__WORK TO DO__: Look through the data below and work out how many lines contain the string "Sprint". Give the number alone.

__RECORDS PROVIDED__:
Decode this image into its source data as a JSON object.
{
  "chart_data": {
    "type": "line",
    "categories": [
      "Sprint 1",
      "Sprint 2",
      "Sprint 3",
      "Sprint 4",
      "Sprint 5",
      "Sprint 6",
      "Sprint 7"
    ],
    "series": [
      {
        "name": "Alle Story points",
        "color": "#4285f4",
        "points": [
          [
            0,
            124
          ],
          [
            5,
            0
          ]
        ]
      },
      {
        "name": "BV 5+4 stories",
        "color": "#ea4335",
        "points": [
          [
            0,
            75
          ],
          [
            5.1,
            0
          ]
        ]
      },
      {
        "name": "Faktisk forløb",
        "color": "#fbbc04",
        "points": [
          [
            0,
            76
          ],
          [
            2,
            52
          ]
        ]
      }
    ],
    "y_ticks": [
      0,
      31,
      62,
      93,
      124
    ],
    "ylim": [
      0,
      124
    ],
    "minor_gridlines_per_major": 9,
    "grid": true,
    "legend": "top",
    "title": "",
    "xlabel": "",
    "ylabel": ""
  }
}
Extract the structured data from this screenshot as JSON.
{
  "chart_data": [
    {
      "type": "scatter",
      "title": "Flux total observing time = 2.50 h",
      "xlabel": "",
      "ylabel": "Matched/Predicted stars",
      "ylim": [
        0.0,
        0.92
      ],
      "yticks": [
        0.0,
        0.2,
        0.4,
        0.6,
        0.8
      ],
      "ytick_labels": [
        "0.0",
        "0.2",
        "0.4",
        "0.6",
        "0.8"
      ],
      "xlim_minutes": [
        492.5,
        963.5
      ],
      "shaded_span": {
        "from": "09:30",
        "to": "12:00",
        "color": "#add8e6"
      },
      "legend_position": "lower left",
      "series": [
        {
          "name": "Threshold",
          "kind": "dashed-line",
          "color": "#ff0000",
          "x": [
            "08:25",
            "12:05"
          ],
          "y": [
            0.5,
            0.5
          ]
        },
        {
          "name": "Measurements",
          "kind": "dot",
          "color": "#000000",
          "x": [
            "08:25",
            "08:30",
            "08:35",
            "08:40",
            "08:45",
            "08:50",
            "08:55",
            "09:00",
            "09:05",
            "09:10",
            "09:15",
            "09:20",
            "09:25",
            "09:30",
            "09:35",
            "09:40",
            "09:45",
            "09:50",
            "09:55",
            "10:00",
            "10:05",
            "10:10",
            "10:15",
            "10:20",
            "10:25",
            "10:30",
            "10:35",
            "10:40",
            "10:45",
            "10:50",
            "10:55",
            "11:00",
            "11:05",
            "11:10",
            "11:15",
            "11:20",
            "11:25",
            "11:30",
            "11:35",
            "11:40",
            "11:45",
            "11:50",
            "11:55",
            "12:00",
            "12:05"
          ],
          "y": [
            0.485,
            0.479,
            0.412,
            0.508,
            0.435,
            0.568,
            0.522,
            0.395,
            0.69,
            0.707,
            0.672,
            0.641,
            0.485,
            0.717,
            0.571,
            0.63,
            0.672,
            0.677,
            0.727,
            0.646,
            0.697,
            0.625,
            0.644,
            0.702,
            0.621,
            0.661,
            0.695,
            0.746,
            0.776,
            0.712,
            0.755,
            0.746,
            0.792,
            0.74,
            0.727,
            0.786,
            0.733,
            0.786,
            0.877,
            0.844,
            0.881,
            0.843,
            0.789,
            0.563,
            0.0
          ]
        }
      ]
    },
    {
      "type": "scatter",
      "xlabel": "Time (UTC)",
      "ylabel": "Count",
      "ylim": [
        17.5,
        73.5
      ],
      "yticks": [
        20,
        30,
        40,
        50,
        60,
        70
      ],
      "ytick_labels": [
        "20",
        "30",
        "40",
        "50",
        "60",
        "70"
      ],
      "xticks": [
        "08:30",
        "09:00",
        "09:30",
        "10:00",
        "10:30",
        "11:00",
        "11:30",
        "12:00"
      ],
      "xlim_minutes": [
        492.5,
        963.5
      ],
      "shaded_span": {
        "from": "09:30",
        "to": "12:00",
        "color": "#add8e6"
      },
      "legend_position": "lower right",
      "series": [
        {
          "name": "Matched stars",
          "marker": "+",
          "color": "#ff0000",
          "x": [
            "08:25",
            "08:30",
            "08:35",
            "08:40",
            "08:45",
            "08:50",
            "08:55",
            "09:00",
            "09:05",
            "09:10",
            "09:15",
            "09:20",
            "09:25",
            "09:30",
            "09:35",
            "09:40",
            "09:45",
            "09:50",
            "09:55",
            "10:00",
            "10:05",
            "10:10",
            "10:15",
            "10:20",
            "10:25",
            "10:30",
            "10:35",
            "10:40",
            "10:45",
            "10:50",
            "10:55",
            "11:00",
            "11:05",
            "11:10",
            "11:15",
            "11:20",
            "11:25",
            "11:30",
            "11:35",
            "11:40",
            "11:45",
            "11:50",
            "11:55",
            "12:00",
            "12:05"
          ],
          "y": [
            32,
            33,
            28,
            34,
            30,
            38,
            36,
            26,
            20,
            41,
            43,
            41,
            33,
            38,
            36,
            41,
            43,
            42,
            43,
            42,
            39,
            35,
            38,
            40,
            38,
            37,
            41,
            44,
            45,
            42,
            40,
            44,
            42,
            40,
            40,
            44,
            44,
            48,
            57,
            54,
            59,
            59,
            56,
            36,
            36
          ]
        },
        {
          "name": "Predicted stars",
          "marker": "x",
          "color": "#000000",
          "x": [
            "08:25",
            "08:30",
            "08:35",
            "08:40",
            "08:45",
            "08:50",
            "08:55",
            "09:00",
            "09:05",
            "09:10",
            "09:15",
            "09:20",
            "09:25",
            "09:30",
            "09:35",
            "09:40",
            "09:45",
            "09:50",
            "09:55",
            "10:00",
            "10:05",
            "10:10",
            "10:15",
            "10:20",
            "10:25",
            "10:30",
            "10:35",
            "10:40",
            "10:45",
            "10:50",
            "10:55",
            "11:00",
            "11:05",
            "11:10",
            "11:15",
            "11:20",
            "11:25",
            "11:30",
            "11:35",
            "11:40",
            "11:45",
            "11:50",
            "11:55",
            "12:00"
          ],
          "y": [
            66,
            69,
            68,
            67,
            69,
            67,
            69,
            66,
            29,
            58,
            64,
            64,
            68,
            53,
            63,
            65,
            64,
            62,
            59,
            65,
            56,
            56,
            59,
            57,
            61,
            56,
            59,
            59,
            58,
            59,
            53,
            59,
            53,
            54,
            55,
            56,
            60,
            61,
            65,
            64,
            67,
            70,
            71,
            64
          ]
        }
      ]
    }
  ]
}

__SOLUTION FOR THIS PROBLEM__: 7